— What to work on —
Repeat every entry word for word, but leave the images out of your copy.

+ + + + +

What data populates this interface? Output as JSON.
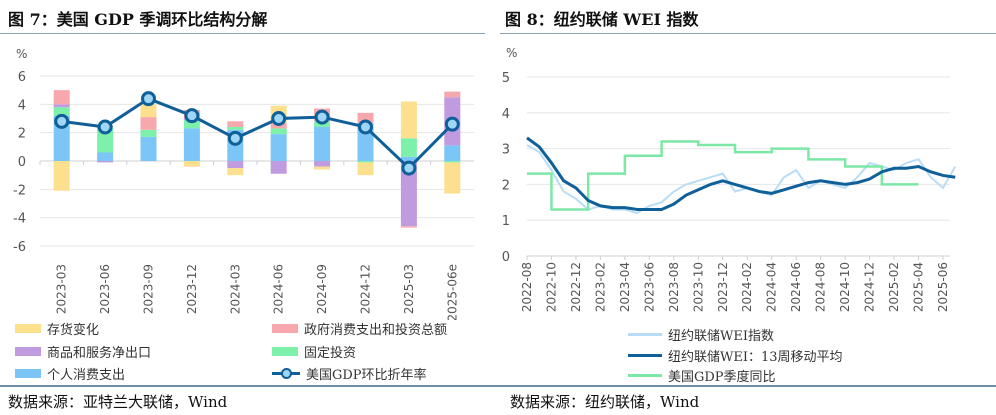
{
  "left": {
    "title": "图 7：美国 GDP 季调环比结构分解",
    "source": "数据来源：亚特兰大联储，Wind"
  },
  "right": {
    "title": "图 8：纽约联储 WEI 指数",
    "source": "数据来源：纽约联储，Wind"
  },
  "chart_data": [
    {
      "type": "bar",
      "stacked": true,
      "ylabel": "%",
      "ylim": [
        -6,
        6
      ],
      "yticks": [
        6,
        4,
        2,
        0,
        -2,
        -4,
        -6
      ],
      "grid": true,
      "legend": "bottom",
      "categories": [
        "2023-03",
        "2023-06",
        "2023-09",
        "2023-12",
        "2024-03",
        "2024-06",
        "2024-09",
        "2024-12",
        "2025-03",
        "2025-06e"
      ],
      "series": [
        {
          "name": "个人消费支出",
          "color": "#7cc6f7",
          "values": [
            3.2,
            0.6,
            1.7,
            2.3,
            2.2,
            1.9,
            2.4,
            2.7,
            0.3,
            1.1
          ]
        },
        {
          "name": "固定投资",
          "color": "#7df0a9",
          "values": [
            0.6,
            1.8,
            0.5,
            0.6,
            0.2,
            0.4,
            0.4,
            -0.1,
            1.3,
            -0.1
          ]
        },
        {
          "name": "商品和服务净出口",
          "color": "#c19be0",
          "values": [
            0.2,
            -0.1,
            0.0,
            0.1,
            -0.5,
            -0.9,
            -0.4,
            0.0,
            -4.6,
            3.4
          ]
        },
        {
          "name": "政府消费支出和投资总额",
          "color": "#f7a8ad",
          "values": [
            1.0,
            0.1,
            0.9,
            0.6,
            0.4,
            0.4,
            0.9,
            0.7,
            -0.1,
            0.4
          ]
        },
        {
          "name": "存货变化",
          "color": "#fde08e",
          "values": [
            -2.1,
            0.0,
            0.9,
            -0.4,
            -0.5,
            1.2,
            -0.2,
            -0.9,
            2.6,
            -2.2
          ]
        }
      ],
      "line": {
        "name": "美国GDP环比折年率",
        "color": "#0f5f98",
        "values": [
          2.8,
          2.4,
          4.4,
          3.2,
          1.6,
          3.0,
          3.1,
          2.4,
          -0.5,
          2.6
        ]
      }
    },
    {
      "type": "line",
      "ylabel": "%",
      "ylim": [
        0,
        5
      ],
      "yticks": [
        5,
        4,
        3,
        2,
        1,
        0
      ],
      "grid": true,
      "legend": "bottom",
      "xticks": [
        "2022-08",
        "2022-10",
        "2022-12",
        "2023-02",
        "2023-04",
        "2023-06",
        "2023-08",
        "2023-10",
        "2023-12",
        "2024-02",
        "2024-04",
        "2024-06",
        "2024-08",
        "2024-10",
        "2024-12",
        "2025-02",
        "2025-04",
        "2025-06"
      ],
      "x": [
        "2022-08",
        "2022-09",
        "2022-10",
        "2022-11",
        "2022-12",
        "2023-01",
        "2023-02",
        "2023-03",
        "2023-04",
        "2023-05",
        "2023-06",
        "2023-07",
        "2023-08",
        "2023-09",
        "2023-10",
        "2023-11",
        "2023-12",
        "2024-01",
        "2024-02",
        "2024-03",
        "2024-04",
        "2024-05",
        "2024-06",
        "2024-07",
        "2024-08",
        "2024-09",
        "2024-10",
        "2024-11",
        "2024-12",
        "2025-01",
        "2025-02",
        "2025-03",
        "2025-04",
        "2025-05",
        "2025-06",
        "2025-07"
      ],
      "series": [
        {
          "name": "纽约联储WEI指数",
          "color": "#b9ddf6",
          "values": [
            3.1,
            2.9,
            2.4,
            1.8,
            1.6,
            1.3,
            1.4,
            1.3,
            1.3,
            1.2,
            1.4,
            1.5,
            1.8,
            2.0,
            2.1,
            2.2,
            2.3,
            1.8,
            1.9,
            1.8,
            1.7,
            2.2,
            2.4,
            1.9,
            2.1,
            2.0,
            1.9,
            2.2,
            2.6,
            2.5,
            2.4,
            2.6,
            2.7,
            2.2,
            1.9,
            2.5
          ]
        },
        {
          "name": "纽约联储WEI：13周移动平均",
          "color": "#0f5f98",
          "values": [
            3.3,
            3.05,
            2.6,
            2.1,
            1.9,
            1.55,
            1.4,
            1.35,
            1.35,
            1.3,
            1.3,
            1.3,
            1.45,
            1.7,
            1.85,
            2.0,
            2.1,
            2.0,
            1.9,
            1.8,
            1.75,
            1.85,
            1.95,
            2.05,
            2.1,
            2.05,
            2.0,
            2.05,
            2.15,
            2.35,
            2.45,
            2.45,
            2.5,
            2.35,
            2.25,
            2.2
          ]
        },
        {
          "name": "美国GDP季度同比",
          "color": "#7de8a6",
          "values": [
            2.3,
            2.3,
            1.3,
            1.3,
            1.3,
            2.3,
            2.3,
            2.3,
            2.8,
            2.8,
            2.8,
            3.2,
            3.2,
            3.2,
            3.1,
            3.1,
            3.1,
            2.9,
            2.9,
            2.9,
            3.0,
            3.0,
            3.0,
            2.7,
            2.7,
            2.7,
            2.5,
            2.5,
            2.5,
            2.0,
            2.0,
            2.0,
            null,
            null,
            null,
            null
          ]
        }
      ]
    }
  ]
}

+ + + + +

— Exercise solution —
What data populates this interface? Output as JSON.
{
  "left": {
    "title": "图 7：美国 GDP 季调环比结构分解",
    "source": "数据来源：亚特兰大联储，Wind"
  },
  "right": {
    "title": "图 8：纽约联储 WEI 指数",
    "source": "数据来源：纽约联储，Wind"
  },
  "chart_data": [
    {
      "type": "bar",
      "stacked": true,
      "ylabel": "%",
      "ylim": [
        -6,
        6
      ],
      "yticks": [
        6,
        4,
        2,
        0,
        -2,
        -4,
        -6
      ],
      "grid": true,
      "legend": "bottom",
      "categories": [
        "2023-03",
        "2023-06",
        "2023-09",
        "2023-12",
        "2024-03",
        "2024-06",
        "2024-09",
        "2024-12",
        "2025-03",
        "2025-06e"
      ],
      "series": [
        {
          "name": "个人消费支出",
          "color": "#7cc6f7",
          "values": [
            3.2,
            0.6,
            1.7,
            2.3,
            2.2,
            1.9,
            2.4,
            2.7,
            0.3,
            1.1
          ]
        },
        {
          "name": "固定投资",
          "color": "#7df0a9",
          "values": [
            0.6,
            1.8,
            0.5,
            0.6,
            0.2,
            0.4,
            0.4,
            -0.1,
            1.3,
            -0.1
          ]
        },
        {
          "name": "商品和服务净出口",
          "color": "#c19be0",
          "values": [
            0.2,
            -0.1,
            0.0,
            0.1,
            -0.5,
            -0.9,
            -0.4,
            0.0,
            -4.6,
            3.4
          ]
        },
        {
          "name": "政府消费支出和投资总额",
          "color": "#f7a8ad",
          "values": [
            1.0,
            0.1,
            0.9,
            0.6,
            0.4,
            0.4,
            0.9,
            0.7,
            -0.1,
            0.4
          ]
        },
        {
          "name": "存货变化",
          "color": "#fde08e",
          "values": [
            -2.1,
            0.0,
            0.9,
            -0.4,
            -0.5,
            1.2,
            -0.2,
            -0.9,
            2.6,
            -2.2
          ]
        }
      ],
      "line": {
        "name": "美国GDP环比折年率",
        "color": "#0f5f98",
        "values": [
          2.8,
          2.4,
          4.4,
          3.2,
          1.6,
          3.0,
          3.1,
          2.4,
          -0.5,
          2.6
        ]
      }
    },
    {
      "type": "line",
      "ylabel": "%",
      "ylim": [
        0,
        5
      ],
      "yticks": [
        5,
        4,
        3,
        2,
        1,
        0
      ],
      "grid": true,
      "legend": "bottom",
      "xticks": [
        "2022-08",
        "2022-10",
        "2022-12",
        "2023-02",
        "2023-04",
        "2023-06",
        "2023-08",
        "2023-10",
        "2023-12",
        "2024-02",
        "2024-04",
        "2024-06",
        "2024-08",
        "2024-10",
        "2024-12",
        "2025-02",
        "2025-04",
        "2025-06"
      ],
      "x": [
        "2022-08",
        "2022-09",
        "2022-10",
        "2022-11",
        "2022-12",
        "2023-01",
        "2023-02",
        "2023-03",
        "2023-04",
        "2023-05",
        "2023-06",
        "2023-07",
        "2023-08",
        "2023-09",
        "2023-10",
        "2023-11",
        "2023-12",
        "2024-01",
        "2024-02",
        "2024-03",
        "2024-04",
        "2024-05",
        "2024-06",
        "2024-07",
        "2024-08",
        "2024-09",
        "2024-10",
        "2024-11",
        "2024-12",
        "2025-01",
        "2025-02",
        "2025-03",
        "2025-04",
        "2025-05",
        "2025-06",
        "2025-07"
      ],
      "series": [
        {
          "name": "纽约联储WEI指数",
          "color": "#b9ddf6",
          "values": [
            3.1,
            2.9,
            2.4,
            1.8,
            1.6,
            1.3,
            1.4,
            1.3,
            1.3,
            1.2,
            1.4,
            1.5,
            1.8,
            2.0,
            2.1,
            2.2,
            2.3,
            1.8,
            1.9,
            1.8,
            1.7,
            2.2,
            2.4,
            1.9,
            2.1,
            2.0,
            1.9,
            2.2,
            2.6,
            2.5,
            2.4,
            2.6,
            2.7,
            2.2,
            1.9,
            2.5
          ]
        },
        {
          "name": "纽约联储WEI：13周移动平均",
          "color": "#0f5f98",
          "values": [
            3.3,
            3.05,
            2.6,
            2.1,
            1.9,
            1.55,
            1.4,
            1.35,
            1.35,
            1.3,
            1.3,
            1.3,
            1.45,
            1.7,
            1.85,
            2.0,
            2.1,
            2.0,
            1.9,
            1.8,
            1.75,
            1.85,
            1.95,
            2.05,
            2.1,
            2.05,
            2.0,
            2.05,
            2.15,
            2.35,
            2.45,
            2.45,
            2.5,
            2.35,
            2.25,
            2.2
          ]
        },
        {
          "name": "美国GDP季度同比",
          "color": "#7de8a6",
          "values": [
            2.3,
            2.3,
            1.3,
            1.3,
            1.3,
            2.3,
            2.3,
            2.3,
            2.8,
            2.8,
            2.8,
            3.2,
            3.2,
            3.2,
            3.1,
            3.1,
            3.1,
            2.9,
            2.9,
            2.9,
            3.0,
            3.0,
            3.0,
            2.7,
            2.7,
            2.7,
            2.5,
            2.5,
            2.5,
            2.0,
            2.0,
            2.0,
            null,
            null,
            null,
            null
          ]
        }
      ]
    }
  ]
}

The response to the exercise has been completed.